Brief »
Each record is to be printed again precisely as it reads.

Information given »
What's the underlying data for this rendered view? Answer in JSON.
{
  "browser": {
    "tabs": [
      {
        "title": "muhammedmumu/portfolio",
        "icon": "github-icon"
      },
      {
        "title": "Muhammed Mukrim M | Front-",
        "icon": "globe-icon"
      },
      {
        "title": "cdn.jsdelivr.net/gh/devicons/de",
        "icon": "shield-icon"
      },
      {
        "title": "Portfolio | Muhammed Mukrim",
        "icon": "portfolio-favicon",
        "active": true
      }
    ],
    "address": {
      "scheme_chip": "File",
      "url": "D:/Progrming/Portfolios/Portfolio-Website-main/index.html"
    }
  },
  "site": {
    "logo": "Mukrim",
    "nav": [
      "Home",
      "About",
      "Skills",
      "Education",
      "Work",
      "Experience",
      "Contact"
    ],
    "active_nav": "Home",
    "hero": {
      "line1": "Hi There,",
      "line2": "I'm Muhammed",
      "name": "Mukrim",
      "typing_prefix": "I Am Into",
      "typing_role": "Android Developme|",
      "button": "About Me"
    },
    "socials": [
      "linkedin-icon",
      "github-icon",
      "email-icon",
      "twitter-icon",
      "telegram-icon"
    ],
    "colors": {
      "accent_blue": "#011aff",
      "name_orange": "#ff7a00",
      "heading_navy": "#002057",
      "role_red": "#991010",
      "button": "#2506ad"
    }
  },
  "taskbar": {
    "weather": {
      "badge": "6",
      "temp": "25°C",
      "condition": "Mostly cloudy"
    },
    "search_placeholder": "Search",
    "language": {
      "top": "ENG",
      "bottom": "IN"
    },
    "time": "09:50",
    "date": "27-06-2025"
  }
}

Solution to the problem »
What's the underlying data for this rendered view? Answer in JSON.
{
  "browser": {
    "tabs": [
      {
        "title": "muhammedmumu/portfolio",
        "icon": "github-icon"
      },
      {
        "title": "Muhammed Mukrim M | Front-",
        "icon": "globe-icon"
      },
      {
        "title": "cdn.jsdelivr.net/gh/devicons/de",
        "icon": "shield-icon"
      },
      {
        "title": "Portfolio | Muhammed Mukrim",
        "icon": "portfolio-favicon",
        "active": true
      }
    ],
    "address": {
      "scheme_chip": "File",
      "url": "D:/Progrming/Portfolios/Portfolio-Website-main/index.html"
    }
  },
  "site": {
    "logo": "Mukrim",
    "nav": [
      "Home",
      "About",
      "Skills",
      "Education",
      "Work",
      "Experience",
      "Contact"
    ],
    "active_nav": "Home",
    "hero": {
      "line1": "Hi There,",
      "line2": "I'm Muhammed",
      "name": "Mukrim",
      "typing_prefix": "I Am Into",
      "typing_role": "Android Developme|",
      "button": "About Me"
    },
    "socials": [
      "linkedin-icon",
      "github-icon",
      "email-icon",
      "twitter-icon",
      "telegram-icon"
    ],
    "colors": {
      "accent_blue": "#011aff",
      "name_orange": "#ff7a00",
      "heading_navy": "#002057",
      "role_red": "#991010",
      "button": "#2506ad"
    }
  },
  "taskbar": {
    "weather": {
      "badge": "6",
      "temp": "25°C",
      "condition": "Mostly cloudy"
    },
    "search_placeholder": "Search",
    "language": {
      "top": "ENG",
      "bottom": "IN"
    },
    "time": "09:50",
    "date": "27-06-2025"
  }
}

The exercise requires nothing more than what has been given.